» REQUEST
Without the images, output each record below as it stands.

Dataset excerpts:
--------------------------------------------------

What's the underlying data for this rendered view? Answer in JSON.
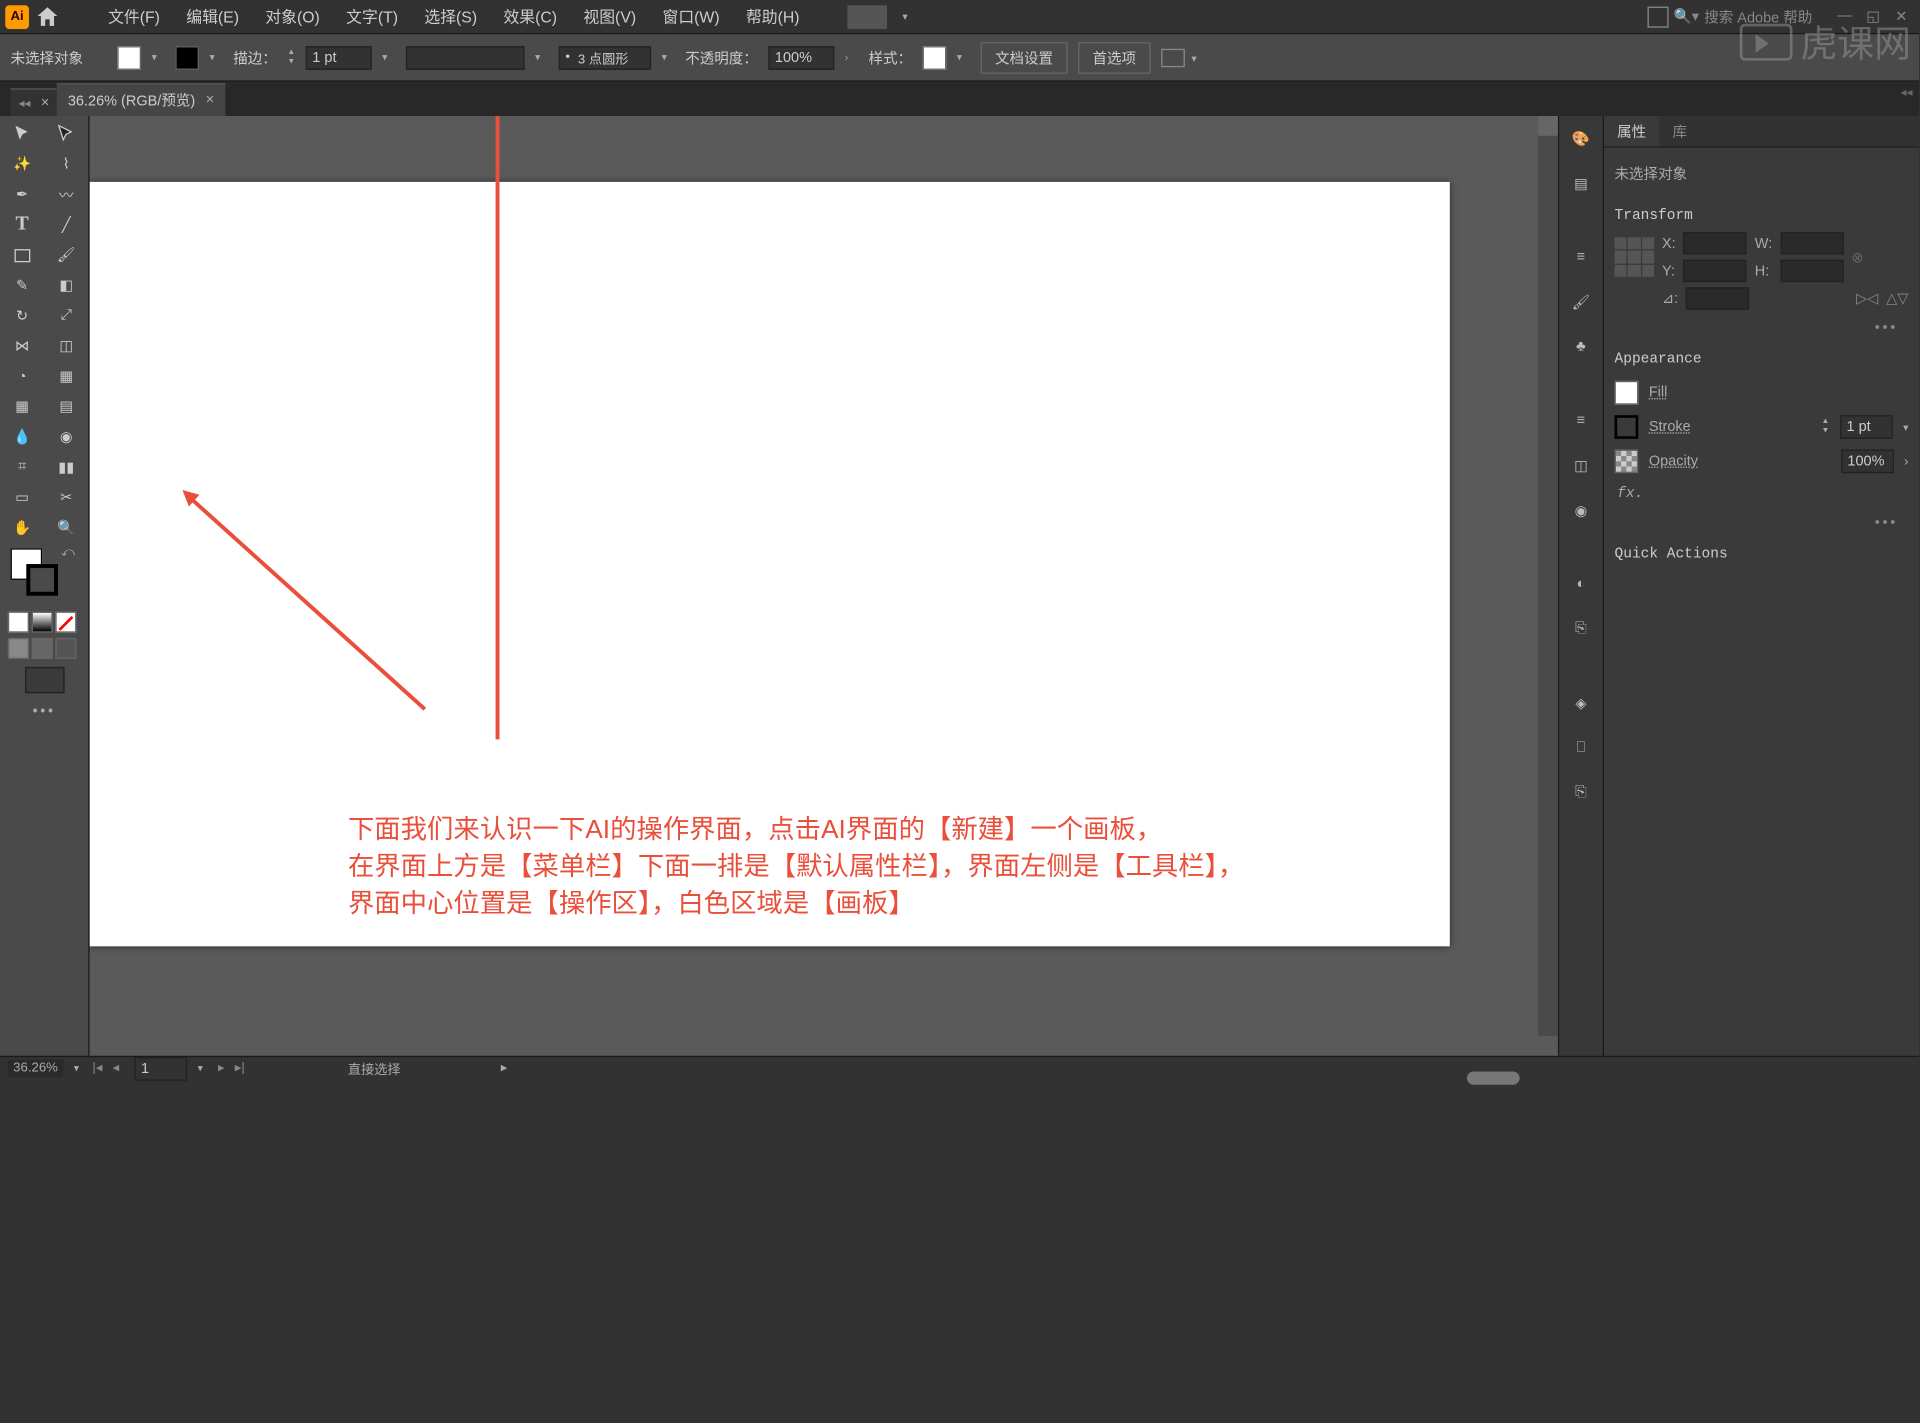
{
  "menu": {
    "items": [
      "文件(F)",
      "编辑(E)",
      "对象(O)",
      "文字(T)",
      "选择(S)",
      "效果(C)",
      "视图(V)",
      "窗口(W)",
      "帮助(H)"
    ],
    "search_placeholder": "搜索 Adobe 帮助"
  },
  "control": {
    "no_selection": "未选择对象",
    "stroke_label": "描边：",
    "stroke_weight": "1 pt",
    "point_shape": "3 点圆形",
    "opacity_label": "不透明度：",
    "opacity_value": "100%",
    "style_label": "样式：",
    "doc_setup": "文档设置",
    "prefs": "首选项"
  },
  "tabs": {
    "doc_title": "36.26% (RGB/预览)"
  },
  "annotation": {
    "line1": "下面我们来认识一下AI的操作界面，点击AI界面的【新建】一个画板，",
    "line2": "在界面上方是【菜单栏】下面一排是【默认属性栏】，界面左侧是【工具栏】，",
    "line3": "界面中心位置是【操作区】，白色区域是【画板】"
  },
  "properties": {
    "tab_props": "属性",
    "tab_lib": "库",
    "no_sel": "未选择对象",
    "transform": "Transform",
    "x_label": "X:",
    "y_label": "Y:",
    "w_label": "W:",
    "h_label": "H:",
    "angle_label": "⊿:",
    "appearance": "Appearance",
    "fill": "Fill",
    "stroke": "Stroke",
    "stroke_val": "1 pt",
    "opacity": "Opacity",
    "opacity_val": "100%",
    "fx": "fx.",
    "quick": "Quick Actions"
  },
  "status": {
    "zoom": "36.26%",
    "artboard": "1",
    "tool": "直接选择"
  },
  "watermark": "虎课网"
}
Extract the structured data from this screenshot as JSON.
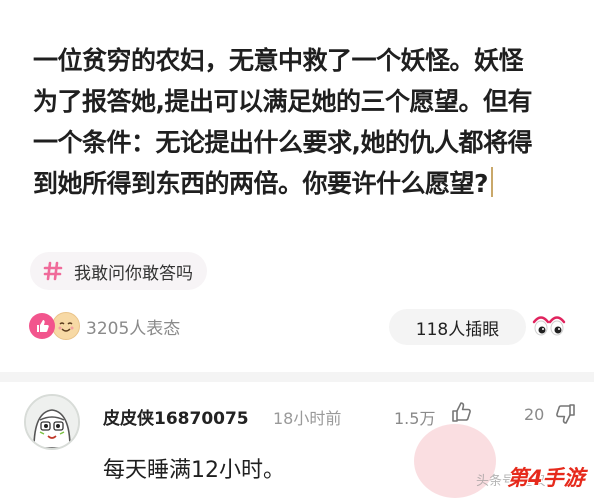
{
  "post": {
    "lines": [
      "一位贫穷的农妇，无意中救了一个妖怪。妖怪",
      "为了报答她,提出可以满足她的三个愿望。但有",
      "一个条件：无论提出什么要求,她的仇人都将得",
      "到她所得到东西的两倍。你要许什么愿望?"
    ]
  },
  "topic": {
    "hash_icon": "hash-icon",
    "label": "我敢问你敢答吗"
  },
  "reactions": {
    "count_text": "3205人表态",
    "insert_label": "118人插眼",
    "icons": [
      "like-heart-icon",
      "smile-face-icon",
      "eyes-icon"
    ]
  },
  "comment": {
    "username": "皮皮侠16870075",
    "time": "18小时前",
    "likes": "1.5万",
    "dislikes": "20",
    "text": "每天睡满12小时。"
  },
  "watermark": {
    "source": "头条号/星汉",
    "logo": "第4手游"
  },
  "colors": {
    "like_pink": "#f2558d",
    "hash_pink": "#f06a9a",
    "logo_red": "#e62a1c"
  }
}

--------------------------------------------------

» ANSWER
What's the underlying data for this rendered view? Answer in JSON.
{
  "menu": {
    "items": [
      "文件(F)",
      "编辑(E)",
      "对象(O)",
      "文字(T)",
      "选择(S)",
      "效果(C)",
      "视图(V)",
      "窗口(W)",
      "帮助(H)"
    ],
    "search_placeholder": "搜索 Adobe 帮助"
  },
  "control": {
    "no_selection": "未选择对象",
    "stroke_label": "描边：",
    "stroke_weight": "1 pt",
    "point_shape": "3 点圆形",
    "opacity_label": "不透明度：",
    "opacity_value": "100%",
    "style_label": "样式：",
    "doc_setup": "文档设置",
    "prefs": "首选项"
  },
  "tabs": {
    "doc_title": "36.26% (RGB/预览)"
  },
  "annotation": {
    "line1": "下面我们来认识一下AI的操作界面，点击AI界面的【新建】一个画板，",
    "line2": "在界面上方是【菜单栏】下面一排是【默认属性栏】，界面左侧是【工具栏】，",
    "line3": "界面中心位置是【操作区】，白色区域是【画板】"
  },
  "properties": {
    "tab_props": "属性",
    "tab_lib": "库",
    "no_sel": "未选择对象",
    "transform": "Transform",
    "x_label": "X:",
    "y_label": "Y:",
    "w_label": "W:",
    "h_label": "H:",
    "angle_label": "⊿:",
    "appearance": "Appearance",
    "fill": "Fill",
    "stroke": "Stroke",
    "stroke_val": "1 pt",
    "opacity": "Opacity",
    "opacity_val": "100%",
    "fx": "fx.",
    "quick": "Quick Actions"
  },
  "status": {
    "zoom": "36.26%",
    "artboard": "1",
    "tool": "直接选择"
  },
  "watermark": "虎课网"
}
Extract the structured data from this screenshot as JSON.
{
  "post": {
    "lines": [
      "一位贫穷的农妇，无意中救了一个妖怪。妖怪",
      "为了报答她,提出可以满足她的三个愿望。但有",
      "一个条件：无论提出什么要求,她的仇人都将得",
      "到她所得到东西的两倍。你要许什么愿望?"
    ]
  },
  "topic": {
    "hash_icon": "hash-icon",
    "label": "我敢问你敢答吗"
  },
  "reactions": {
    "count_text": "3205人表态",
    "insert_label": "118人插眼",
    "icons": [
      "like-heart-icon",
      "smile-face-icon",
      "eyes-icon"
    ]
  },
  "comment": {
    "username": "皮皮侠16870075",
    "time": "18小时前",
    "likes": "1.5万",
    "dislikes": "20",
    "text": "每天睡满12小时。"
  },
  "watermark": {
    "source": "头条号/星汉",
    "logo": "第4手游"
  },
  "colors": {
    "like_pink": "#f2558d",
    "hash_pink": "#f06a9a",
    "logo_red": "#e62a1c"
  }
}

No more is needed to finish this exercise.